_EXTRAIT DU TEXTE_:
·····
Fermer les institutions culturelles locales pendant des mois prive le public et laisse les salariés dans la précarité. D’autres pistes méritent d’être explorées : n’est-ce pas l’occasion de proposer des expériences de visite à public restreint ?
- Libération, le 16 avril 2020 (https://www.liberation.fr/debats/2020/04/16/deconfinement-pour-un-acces-a-la-culture-dans-les-territoires_1785316?fbclid=IwAR35j3fpo86fXxVOnI3CJMrdXZ74ukN64pA-oY0B9VDJUngODkfWNeJP7OY)
Tribune. Les pouvoirs publics ont annoncé que les établissements culturels ne rouvriront pas leurs portes avant au moins un mois. Si les équipements publics ne voient pas leur existence menacée et si les grands festivals ne disparaîtront pas, il n’en va pas de même – au-delà de la situation déjà fragilisée de nombreuses associations – pour deux autres ensembles d’acteurs essentiels à la vie culturelle et sociale de notre pays.
·····
_CONSIGNE ÉCRITE 1_: D'après l'extrait, combien de temps au minimum les établissements culturels resteront-ils fermés selon les pouvoirs publics ?
L'extrait et les enregistrements n'ont pas la même origine.
·····
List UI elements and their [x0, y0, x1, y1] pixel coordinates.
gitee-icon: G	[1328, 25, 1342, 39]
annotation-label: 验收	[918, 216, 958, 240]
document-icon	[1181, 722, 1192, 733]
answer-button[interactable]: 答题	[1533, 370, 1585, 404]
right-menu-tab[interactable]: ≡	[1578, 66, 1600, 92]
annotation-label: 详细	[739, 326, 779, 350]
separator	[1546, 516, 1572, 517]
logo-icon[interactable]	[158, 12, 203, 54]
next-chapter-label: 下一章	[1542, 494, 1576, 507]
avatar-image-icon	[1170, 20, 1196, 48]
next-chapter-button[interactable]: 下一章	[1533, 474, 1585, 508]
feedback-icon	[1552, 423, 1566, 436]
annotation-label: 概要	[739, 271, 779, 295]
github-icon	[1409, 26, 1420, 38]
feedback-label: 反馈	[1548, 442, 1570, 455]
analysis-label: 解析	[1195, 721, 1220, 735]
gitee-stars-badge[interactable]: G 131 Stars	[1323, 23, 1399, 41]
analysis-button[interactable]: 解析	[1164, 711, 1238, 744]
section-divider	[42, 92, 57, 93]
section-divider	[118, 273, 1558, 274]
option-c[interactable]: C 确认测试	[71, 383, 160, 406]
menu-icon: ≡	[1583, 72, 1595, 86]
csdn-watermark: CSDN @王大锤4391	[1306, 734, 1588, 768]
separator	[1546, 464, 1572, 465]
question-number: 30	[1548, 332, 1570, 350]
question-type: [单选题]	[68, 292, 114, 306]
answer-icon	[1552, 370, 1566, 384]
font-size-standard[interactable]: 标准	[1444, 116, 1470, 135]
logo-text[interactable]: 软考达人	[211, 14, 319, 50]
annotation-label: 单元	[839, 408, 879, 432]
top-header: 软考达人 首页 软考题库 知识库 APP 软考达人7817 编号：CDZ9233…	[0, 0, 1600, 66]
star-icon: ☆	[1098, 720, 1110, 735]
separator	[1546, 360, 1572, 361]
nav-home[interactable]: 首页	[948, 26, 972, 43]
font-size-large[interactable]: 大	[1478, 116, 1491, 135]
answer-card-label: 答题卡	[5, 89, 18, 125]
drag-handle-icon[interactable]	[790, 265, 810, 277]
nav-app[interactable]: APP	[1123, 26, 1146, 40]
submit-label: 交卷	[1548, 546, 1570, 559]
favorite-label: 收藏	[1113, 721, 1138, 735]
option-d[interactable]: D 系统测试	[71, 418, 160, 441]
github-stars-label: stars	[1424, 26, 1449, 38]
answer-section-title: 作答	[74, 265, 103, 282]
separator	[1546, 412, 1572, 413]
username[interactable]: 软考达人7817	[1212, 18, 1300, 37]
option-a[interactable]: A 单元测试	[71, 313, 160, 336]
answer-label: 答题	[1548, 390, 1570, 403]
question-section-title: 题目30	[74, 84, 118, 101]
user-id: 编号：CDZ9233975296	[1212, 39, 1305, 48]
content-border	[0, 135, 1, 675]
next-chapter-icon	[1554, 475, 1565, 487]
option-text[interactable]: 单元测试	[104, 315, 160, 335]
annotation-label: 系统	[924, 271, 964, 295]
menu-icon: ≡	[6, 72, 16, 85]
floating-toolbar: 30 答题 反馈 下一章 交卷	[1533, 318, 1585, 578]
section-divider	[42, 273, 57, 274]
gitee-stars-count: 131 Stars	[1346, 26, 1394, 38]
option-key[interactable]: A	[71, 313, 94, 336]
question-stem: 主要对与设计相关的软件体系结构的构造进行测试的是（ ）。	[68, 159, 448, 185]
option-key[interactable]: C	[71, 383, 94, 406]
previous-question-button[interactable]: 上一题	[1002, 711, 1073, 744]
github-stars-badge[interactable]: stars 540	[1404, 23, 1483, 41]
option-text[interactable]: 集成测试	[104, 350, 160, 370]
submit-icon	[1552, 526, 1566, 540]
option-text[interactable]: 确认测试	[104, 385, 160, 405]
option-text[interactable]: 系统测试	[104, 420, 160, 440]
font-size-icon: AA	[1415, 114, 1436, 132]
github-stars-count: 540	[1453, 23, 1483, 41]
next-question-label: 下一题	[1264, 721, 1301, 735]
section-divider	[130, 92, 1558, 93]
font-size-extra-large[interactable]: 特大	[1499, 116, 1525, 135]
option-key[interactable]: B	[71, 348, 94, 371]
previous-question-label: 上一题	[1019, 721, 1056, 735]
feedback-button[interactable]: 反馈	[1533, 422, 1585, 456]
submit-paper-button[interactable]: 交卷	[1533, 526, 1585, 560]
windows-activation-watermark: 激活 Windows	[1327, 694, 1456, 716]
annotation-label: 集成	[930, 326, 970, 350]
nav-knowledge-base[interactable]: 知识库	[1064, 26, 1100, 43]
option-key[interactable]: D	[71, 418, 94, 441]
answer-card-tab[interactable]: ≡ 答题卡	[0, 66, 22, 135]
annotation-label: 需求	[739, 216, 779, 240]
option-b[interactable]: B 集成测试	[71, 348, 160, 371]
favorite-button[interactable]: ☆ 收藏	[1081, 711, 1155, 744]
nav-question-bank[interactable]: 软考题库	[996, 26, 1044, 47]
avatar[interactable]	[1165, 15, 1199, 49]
·····
_CONSIGNE ÉCRITE 2_: Reproduisez à l'identique les enregistrements depuis leur première ligne jusqu'à la ligne contenant « 442, 1570, 455] », celle-ci comprise.

_RÉPONSE 1_: Au moins un mois.

_RÉPONSE 2_:
List UI elements and their [x0, y0, x1, y1] pixel coordinates.
gitee-icon: G	[1328, 25, 1342, 39]
annotation-label: 验收	[918, 216, 958, 240]
document-icon	[1181, 722, 1192, 733]
answer-button[interactable]: 答题	[1533, 370, 1585, 404]
right-menu-tab[interactable]: ≡	[1578, 66, 1600, 92]
annotation-label: 详细	[739, 326, 779, 350]
separator	[1546, 516, 1572, 517]
logo-icon[interactable]	[158, 12, 203, 54]
next-chapter-label: 下一章	[1542, 494, 1576, 507]
avatar-image-icon	[1170, 20, 1196, 48]
next-chapter-button[interactable]: 下一章	[1533, 474, 1585, 508]
feedback-icon	[1552, 423, 1566, 436]
annotation-label: 概要	[739, 271, 779, 295]
github-icon	[1409, 26, 1420, 38]
feedback-label: 反馈	[1548, 442, 1570, 455]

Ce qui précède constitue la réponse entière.